Copy every line of the records below where the word "true" occurs.

Extracted data entries

-------

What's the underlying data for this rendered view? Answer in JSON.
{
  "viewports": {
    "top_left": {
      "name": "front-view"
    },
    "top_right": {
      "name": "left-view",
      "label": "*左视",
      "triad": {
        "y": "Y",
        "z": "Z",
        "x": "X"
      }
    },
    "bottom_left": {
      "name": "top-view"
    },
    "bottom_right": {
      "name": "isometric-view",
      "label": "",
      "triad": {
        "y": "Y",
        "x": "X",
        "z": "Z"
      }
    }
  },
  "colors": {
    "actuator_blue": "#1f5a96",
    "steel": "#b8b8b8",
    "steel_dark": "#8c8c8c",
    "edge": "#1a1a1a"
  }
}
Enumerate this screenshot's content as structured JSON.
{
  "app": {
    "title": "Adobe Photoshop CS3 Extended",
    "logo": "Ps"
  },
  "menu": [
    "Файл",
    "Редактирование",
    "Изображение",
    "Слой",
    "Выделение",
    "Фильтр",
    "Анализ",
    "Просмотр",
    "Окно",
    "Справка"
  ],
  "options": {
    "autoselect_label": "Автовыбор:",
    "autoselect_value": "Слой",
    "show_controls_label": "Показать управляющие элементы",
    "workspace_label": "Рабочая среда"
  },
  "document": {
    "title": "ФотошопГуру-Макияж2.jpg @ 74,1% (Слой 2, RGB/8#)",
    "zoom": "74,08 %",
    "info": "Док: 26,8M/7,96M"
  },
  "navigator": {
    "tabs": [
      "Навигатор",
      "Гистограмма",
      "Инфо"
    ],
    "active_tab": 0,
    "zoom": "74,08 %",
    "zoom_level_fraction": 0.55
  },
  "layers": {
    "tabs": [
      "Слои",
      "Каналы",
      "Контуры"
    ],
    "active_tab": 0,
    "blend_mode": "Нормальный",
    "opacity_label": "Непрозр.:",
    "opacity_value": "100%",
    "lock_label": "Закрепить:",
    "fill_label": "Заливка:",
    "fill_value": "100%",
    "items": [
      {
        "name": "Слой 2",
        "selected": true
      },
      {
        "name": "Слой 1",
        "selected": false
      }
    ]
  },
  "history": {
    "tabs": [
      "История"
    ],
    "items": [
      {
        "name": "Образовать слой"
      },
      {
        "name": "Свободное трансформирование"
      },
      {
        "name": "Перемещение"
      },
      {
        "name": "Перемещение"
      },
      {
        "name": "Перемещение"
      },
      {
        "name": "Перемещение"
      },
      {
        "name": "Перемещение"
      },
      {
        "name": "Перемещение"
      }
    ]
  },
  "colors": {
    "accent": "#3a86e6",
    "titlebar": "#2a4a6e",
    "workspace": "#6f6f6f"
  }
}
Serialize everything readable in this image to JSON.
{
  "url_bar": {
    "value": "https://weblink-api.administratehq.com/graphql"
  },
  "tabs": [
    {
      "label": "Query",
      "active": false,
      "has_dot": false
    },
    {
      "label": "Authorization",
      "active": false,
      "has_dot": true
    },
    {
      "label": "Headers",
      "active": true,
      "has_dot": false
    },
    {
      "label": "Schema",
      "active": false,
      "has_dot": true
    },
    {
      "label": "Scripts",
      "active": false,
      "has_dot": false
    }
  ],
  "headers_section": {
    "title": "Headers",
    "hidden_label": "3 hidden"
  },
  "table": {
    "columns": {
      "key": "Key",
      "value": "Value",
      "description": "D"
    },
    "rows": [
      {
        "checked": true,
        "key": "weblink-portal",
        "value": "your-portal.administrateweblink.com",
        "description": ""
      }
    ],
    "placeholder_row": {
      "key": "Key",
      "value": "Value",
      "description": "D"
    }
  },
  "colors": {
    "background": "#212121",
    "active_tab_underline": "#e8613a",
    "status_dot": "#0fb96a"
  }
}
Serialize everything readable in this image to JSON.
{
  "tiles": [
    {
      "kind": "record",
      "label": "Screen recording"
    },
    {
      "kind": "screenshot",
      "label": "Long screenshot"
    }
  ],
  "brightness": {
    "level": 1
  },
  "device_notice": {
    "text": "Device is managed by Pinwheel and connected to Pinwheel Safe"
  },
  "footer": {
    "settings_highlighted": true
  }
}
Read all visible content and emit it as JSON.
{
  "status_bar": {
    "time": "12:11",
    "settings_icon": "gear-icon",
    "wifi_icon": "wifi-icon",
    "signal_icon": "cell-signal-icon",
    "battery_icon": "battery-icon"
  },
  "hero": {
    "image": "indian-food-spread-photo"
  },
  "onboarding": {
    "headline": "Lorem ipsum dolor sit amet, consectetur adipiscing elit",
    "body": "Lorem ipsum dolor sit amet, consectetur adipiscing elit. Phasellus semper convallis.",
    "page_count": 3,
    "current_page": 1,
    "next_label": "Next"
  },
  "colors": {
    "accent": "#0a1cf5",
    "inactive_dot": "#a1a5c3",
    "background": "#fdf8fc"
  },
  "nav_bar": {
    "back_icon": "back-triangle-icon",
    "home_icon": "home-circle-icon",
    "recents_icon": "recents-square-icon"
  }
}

-------

Response to this task
        "selected": true
      "has_dot": true
      "active": true,
      "has_dot": true
        "checked": true,
    "settings_highlighted": true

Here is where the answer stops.